What the task requires
Reproduce the material verbatim, starting at its first line and ending with the line containing "available-line: 131,680.05 EUR", with both of those lines included.

Layout element entries
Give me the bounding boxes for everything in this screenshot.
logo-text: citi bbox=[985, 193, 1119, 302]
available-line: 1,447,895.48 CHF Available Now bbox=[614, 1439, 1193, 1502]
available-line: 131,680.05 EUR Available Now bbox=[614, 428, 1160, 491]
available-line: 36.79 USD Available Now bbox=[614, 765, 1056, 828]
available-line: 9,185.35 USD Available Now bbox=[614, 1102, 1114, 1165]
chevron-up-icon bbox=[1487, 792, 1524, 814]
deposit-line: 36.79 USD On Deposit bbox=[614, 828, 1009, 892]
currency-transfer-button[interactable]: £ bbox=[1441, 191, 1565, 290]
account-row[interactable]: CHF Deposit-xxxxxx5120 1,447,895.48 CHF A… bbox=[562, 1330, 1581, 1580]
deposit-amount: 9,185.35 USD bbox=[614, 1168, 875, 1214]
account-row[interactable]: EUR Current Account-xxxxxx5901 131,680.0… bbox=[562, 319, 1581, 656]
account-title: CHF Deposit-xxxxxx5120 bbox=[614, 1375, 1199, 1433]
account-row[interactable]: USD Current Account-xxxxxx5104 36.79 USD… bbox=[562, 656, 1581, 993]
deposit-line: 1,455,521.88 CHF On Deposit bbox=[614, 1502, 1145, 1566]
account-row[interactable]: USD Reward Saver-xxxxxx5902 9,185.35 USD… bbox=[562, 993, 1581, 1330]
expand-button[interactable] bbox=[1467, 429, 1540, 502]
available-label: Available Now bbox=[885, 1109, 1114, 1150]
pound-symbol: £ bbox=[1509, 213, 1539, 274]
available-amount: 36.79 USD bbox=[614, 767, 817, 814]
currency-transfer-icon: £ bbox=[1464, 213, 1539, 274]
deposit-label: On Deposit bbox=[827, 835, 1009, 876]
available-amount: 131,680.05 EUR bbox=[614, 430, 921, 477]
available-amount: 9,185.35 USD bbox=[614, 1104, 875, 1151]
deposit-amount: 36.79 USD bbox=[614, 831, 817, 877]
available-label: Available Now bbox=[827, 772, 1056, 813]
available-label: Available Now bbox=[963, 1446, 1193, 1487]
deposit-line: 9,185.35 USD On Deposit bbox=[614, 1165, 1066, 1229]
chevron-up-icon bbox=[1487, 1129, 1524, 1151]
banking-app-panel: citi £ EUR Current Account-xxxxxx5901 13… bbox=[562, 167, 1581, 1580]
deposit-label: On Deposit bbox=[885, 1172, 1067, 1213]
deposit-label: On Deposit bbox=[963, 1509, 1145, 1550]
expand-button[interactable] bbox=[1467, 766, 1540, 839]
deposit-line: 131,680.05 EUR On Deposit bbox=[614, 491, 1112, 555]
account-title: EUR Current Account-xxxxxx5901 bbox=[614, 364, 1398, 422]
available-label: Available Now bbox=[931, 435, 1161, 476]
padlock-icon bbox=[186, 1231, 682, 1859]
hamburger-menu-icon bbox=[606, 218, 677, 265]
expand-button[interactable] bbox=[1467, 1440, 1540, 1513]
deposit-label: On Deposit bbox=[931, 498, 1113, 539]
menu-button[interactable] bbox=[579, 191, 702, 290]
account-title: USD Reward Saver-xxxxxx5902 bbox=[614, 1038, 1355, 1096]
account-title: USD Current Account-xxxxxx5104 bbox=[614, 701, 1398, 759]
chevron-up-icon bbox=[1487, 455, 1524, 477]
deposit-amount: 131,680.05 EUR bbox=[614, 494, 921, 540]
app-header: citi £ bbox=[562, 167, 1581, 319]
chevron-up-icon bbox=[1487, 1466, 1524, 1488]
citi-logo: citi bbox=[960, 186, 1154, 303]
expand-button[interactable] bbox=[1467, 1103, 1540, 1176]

Completed exercise
Give me the bounding boxes for everything in this screenshot.
logo-text: citi bbox=[985, 193, 1119, 302]
available-line: 1,447,895.48 CHF Available Now bbox=[614, 1439, 1193, 1502]
available-line: 131,680.05 EUR Available Now bbox=[614, 428, 1160, 491]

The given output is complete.